### STATED TASK
Using the listing below, give the number of lines where "交換対象外" appears, and nothing else.

### PROVIDED ENTRIES
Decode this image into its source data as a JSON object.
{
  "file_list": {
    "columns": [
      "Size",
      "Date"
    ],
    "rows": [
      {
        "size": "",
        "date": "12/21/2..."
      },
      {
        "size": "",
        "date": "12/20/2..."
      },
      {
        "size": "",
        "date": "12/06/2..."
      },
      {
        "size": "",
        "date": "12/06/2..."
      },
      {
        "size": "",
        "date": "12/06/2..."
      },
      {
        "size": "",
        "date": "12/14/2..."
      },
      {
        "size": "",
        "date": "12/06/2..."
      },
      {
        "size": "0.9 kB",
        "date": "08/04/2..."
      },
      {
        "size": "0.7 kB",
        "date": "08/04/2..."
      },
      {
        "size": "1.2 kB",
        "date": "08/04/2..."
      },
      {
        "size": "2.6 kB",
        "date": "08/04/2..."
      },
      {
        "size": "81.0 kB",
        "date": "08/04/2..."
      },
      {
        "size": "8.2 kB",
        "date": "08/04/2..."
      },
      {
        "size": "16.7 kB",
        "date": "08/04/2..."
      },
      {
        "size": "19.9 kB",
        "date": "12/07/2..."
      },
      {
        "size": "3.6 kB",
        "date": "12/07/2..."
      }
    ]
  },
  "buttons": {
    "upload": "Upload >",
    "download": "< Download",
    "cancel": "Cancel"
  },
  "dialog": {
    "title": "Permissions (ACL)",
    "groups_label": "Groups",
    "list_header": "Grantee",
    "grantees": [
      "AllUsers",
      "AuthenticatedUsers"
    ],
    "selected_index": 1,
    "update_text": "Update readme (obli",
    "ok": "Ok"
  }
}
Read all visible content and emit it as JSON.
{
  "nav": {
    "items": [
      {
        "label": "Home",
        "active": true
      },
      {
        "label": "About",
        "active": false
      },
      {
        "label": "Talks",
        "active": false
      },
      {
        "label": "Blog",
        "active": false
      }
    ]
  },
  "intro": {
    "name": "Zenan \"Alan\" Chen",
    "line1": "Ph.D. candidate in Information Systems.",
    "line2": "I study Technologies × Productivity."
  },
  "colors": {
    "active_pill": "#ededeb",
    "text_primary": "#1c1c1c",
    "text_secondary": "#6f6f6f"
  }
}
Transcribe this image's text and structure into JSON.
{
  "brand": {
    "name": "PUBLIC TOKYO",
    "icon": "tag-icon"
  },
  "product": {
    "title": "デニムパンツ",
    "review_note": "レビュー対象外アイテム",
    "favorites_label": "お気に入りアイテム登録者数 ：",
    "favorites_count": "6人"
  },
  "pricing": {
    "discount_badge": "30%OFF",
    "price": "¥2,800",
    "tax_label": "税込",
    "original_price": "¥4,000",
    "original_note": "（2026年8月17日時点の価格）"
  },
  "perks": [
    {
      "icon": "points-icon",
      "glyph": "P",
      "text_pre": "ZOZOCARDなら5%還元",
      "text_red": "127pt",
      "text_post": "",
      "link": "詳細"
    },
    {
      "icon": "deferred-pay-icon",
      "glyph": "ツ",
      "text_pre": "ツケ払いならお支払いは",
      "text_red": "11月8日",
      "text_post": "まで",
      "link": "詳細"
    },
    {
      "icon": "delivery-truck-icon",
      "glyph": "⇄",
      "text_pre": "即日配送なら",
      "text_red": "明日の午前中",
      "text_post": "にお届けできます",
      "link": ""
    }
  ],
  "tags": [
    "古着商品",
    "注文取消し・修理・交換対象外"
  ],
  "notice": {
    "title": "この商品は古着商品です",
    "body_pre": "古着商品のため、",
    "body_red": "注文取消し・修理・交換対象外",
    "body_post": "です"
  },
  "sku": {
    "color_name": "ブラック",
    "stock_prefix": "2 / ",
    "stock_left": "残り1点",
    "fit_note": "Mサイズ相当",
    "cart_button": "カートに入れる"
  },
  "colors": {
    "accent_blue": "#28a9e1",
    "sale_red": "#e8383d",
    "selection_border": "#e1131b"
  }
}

### SOLUTION TO THIS EXERCISE
2